Please give the listing again, word for word, with nothing left out.
--- start ---
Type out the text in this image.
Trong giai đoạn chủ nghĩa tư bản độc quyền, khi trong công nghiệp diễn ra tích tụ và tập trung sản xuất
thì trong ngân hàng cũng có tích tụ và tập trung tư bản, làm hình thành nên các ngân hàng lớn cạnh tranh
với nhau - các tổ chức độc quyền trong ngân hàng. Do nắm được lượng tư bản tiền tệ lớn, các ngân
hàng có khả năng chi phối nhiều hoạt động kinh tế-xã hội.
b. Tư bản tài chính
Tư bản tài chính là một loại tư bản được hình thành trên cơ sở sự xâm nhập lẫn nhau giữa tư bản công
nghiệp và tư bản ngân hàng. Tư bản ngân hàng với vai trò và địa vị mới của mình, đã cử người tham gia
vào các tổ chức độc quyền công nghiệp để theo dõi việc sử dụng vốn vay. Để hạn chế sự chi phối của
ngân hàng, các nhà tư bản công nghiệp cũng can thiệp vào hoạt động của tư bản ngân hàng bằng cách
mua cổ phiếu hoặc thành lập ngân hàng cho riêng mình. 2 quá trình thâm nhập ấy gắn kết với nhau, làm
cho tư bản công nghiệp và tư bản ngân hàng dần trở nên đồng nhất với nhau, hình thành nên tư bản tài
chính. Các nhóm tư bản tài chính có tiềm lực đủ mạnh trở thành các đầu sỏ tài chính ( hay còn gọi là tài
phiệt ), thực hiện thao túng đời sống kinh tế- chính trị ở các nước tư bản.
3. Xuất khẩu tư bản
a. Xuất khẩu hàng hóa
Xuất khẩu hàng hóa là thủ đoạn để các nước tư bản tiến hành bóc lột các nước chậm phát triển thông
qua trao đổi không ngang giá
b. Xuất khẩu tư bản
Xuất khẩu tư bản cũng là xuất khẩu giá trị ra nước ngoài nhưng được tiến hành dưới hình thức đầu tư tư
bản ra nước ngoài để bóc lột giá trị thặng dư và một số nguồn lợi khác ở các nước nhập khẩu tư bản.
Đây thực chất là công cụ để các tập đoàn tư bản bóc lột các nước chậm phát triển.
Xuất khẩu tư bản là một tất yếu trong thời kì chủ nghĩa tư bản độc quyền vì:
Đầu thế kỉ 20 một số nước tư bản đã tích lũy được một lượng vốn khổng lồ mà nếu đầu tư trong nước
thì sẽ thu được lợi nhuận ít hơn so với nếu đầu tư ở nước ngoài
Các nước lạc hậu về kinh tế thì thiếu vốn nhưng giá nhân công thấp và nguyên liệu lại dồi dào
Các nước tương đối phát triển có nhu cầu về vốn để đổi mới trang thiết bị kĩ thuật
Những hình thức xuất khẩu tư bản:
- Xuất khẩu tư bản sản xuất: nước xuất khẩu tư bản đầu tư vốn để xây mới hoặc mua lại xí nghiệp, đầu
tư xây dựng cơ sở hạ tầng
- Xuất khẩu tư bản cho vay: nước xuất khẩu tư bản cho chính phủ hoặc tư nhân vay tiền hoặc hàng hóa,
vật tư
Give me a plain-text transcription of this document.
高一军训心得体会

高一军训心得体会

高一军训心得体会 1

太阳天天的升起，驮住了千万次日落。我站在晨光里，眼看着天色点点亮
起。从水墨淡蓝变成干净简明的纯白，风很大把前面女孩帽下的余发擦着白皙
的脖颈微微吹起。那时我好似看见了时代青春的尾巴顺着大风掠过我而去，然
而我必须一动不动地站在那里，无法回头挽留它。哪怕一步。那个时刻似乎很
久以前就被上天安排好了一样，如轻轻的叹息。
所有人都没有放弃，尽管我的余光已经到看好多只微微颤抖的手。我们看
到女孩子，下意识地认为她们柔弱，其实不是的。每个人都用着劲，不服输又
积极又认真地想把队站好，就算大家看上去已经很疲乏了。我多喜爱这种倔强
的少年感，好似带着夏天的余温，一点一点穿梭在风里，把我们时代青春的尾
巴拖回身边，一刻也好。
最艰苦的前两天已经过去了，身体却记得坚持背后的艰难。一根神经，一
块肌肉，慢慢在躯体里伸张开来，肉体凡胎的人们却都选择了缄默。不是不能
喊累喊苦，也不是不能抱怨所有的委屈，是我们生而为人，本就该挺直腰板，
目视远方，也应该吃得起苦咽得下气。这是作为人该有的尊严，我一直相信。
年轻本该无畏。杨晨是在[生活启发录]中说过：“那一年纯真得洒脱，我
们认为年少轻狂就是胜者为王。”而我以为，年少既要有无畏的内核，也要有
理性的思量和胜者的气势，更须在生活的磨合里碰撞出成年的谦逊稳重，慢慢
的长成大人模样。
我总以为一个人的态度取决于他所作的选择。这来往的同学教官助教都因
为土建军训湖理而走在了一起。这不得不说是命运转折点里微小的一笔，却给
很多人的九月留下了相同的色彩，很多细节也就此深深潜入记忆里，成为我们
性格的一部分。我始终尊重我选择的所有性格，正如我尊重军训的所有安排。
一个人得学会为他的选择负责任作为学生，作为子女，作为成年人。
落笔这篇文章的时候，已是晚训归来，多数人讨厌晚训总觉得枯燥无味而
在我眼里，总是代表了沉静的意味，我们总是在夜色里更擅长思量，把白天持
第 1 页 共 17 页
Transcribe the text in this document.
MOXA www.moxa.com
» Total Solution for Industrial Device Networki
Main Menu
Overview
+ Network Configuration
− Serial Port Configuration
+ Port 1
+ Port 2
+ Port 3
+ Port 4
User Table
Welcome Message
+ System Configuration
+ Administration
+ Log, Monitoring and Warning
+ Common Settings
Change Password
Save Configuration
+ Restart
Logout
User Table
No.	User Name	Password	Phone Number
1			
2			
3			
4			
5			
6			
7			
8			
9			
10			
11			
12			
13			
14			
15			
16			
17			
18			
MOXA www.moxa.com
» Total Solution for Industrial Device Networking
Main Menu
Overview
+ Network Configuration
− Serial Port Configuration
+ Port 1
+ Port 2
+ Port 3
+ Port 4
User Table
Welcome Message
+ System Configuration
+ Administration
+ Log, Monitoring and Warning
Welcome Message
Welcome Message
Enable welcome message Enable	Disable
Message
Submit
--- end ---
* [Answer to the problem]
Type out the text in this image.
Trong giai đoạn chủ nghĩa tư bản độc quyền, khi trong công nghiệp diễn ra tích tụ và tập trung sản xuất
thì trong ngân hàng cũng có tích tụ và tập trung tư bản, làm hình thành nên các ngân hàng lớn cạnh tranh
với nhau - các tổ chức độc quyền trong ngân hàng. Do nắm được lượng tư bản tiền tệ lớn, các ngân
hàng có khả năng chi phối nhiều hoạt động kinh tế-xã hội.
b. Tư bản tài chính
Tư bản tài chính là một loại tư bản được hình thành trên cơ sở sự xâm nhập lẫn nhau giữa tư bản công
nghiệp và tư bản ngân hàng. Tư bản ngân hàng với vai trò và địa vị mới của mình, đã cử người tham gia
vào các tổ chức độc quyền công nghiệp để theo dõi việc sử dụng vốn vay. Để hạn chế sự chi phối của
ngân hàng, các nhà tư bản công nghiệp cũng can thiệp vào hoạt động của tư bản ngân hàng bằng cách
mua cổ phiếu hoặc thành lập ngân hàng cho riêng mình. 2 quá trình thâm nhập ấy gắn kết với nhau, làm
cho tư bản công nghiệp và tư bản ngân hàng dần trở nên đồng nhất với nhau, hình thành nên tư bản tài
chính. Các nhóm tư bản tài chính có tiềm lực đủ mạnh trở thành các đầu sỏ tài chính ( hay còn gọi là tài
phiệt ), thực hiện thao túng đời sống kinh tế- chính trị ở các nước tư bản.
3. Xuất khẩu tư bản
a. Xuất khẩu hàng hóa
Xuất khẩu hàng hóa là thủ đoạn để các nước tư bản tiến hành bóc lột các nước chậm phát triển thông
qua trao đổi không ngang giá
b. Xuất khẩu tư bản
Xuất khẩu tư bản cũng là xuất khẩu giá trị ra nước ngoài nhưng được tiến hành dưới hình thức đầu tư tư
bản ra nước ngoài để bóc lột giá trị thặng dư và một số nguồn lợi khác ở các nước nhập khẩu tư bản.
Đây thực chất là công cụ để các tập đoàn tư bản bóc lột các nước chậm phát triển.
Xuất khẩu tư bản là một tất yếu trong thời kì chủ nghĩa tư bản độc quyền vì:
Đầu thế kỉ 20 một số nước tư bản đã tích lũy được một lượng vốn khổng lồ mà nếu đầu tư trong nước
thì sẽ thu được lợi nhuận ít hơn so với nếu đầu tư ở nước ngoài
Các nước lạc hậu về kinh tế thì thiếu vốn nhưng giá nhân công thấp và nguyên liệu lại dồi dào
Các nước tương đối phát triển có nhu cầu về vốn để đổi mới trang thiết bị kĩ thuật
Những hình thức xuất khẩu tư bản:
- Xuất khẩu tư bản sản xuất: nước xuất khẩu tư bản đầu tư vốn để xây mới hoặc mua lại xí nghiệp, đầu
tư xây dựng cơ sở hạ tầng
- Xuất khẩu tư bản cho vay: nước xuất khẩu tư bản cho chính phủ hoặc tư nhân vay tiền hoặc hàng hóa,
vật tư
Give me a plain-text transcription of this document.
高一军训心得体会

高一军训心得体会

高一军训心得体会 1

太阳天天的升起，驮住了千万次日落。我站在晨光里，眼看着天色点点亮
起。从水墨淡蓝变成干净简明的纯白，风很大把前面女孩帽下的余发擦着白皙
的脖颈微微吹起。那时我好似看见了时代青春的尾巴顺着大风掠过我而去，然
而我必须一动不动地站在那里，无法回头挽留它。哪怕一步。那个时刻似乎很
久以前就被上天安排好了一样，如轻轻的叹息。
所有人都没有放弃，尽管我的余光已经到看好多只微微颤抖的手。我们看
到女孩子，下意识地认为她们柔弱，其实不是的。每个人都用着劲，不服输又
积极又认真地想把队站好，就算大家看上去已经很疲乏了。我多喜爱这种倔强
的少年感，好似带着夏天的余温，一点一点穿梭在风里，把我们时代青春的尾
巴拖回身边，一刻也好。
最艰苦的前两天已经过去了，身体却记得坚持背后的艰难。一根神经，一
块肌肉，慢慢在躯体里伸张开来，肉体凡胎的人们却都选择了缄默。不是不能
喊累喊苦，也不是不能抱怨所有的委屈，是我们生而为人，本就该挺直腰板，
目视远方，也应该吃得起苦咽得下气。这是作为人该有的尊严，我一直相信。
年轻本该无畏。杨晨是在[生活启发录]中说过：“那一年纯真得洒脱，我
们认为年少轻狂就是胜者为王。”而我以为，年少既要有无畏的内核，也要有
理性的思量和胜者的气势，更须在生活的磨合里碰撞出成年的谦逊稳重，慢慢
的长成大人模样。
我总以为一个人的态度取决于他所作的选择。这来往的同学教官助教都因
为土建军训湖理而走在了一起。这不得不说是命运转折点里微小的一笔，却给
很多人的九月留下了相同的色彩，很多细节也就此深深潜入记忆里，成为我们
性格的一部分。我始终尊重我选择的所有性格，正如我尊重军训的所有安排。
一个人得学会为他的选择负责任作为学生，作为子女，作为成年人。
落笔这篇文章的时候，已是晚训归来，多数人讨厌晚训总觉得枯燥无味而
在我眼里，总是代表了沉静的意味，我们总是在夜色里更擅长思量，把白天持
第 1 页 共 17 页
Transcribe the text in this document.
MOXA www.moxa.com
» Total Solution for Industrial Device Networki
Main Menu
Overview
+ Network Configuration
− Serial Port Configuration
+ Port 1
+ Port 2
+ Port 3
+ Port 4
User Table
Welcome Message
+ System Configuration
+ Administration
+ Log, Monitoring and Warning
+ Common Settings
Change Password
Save Configuration
+ Restart
Logout
User Table
No.	User Name	Password	Phone Number
1			
2			
3			
4			
5			
6			
7			
8			
9			
10			
11			
12			
13			
14			
15			
16			
17			
18			
MOXA www.moxa.com
» Total Solution for Industrial Device Networking
Main Menu
Overview
+ Network Configuration
− Serial Port Configuration
+ Port 1
+ Port 2
+ Port 3
+ Port 4
User Table
Welcome Message
+ System Configuration
+ Administration
+ Log, Monitoring and Warning
Welcome Message
Welcome Message
Enable welcome message Enable	Disable
Message
Submit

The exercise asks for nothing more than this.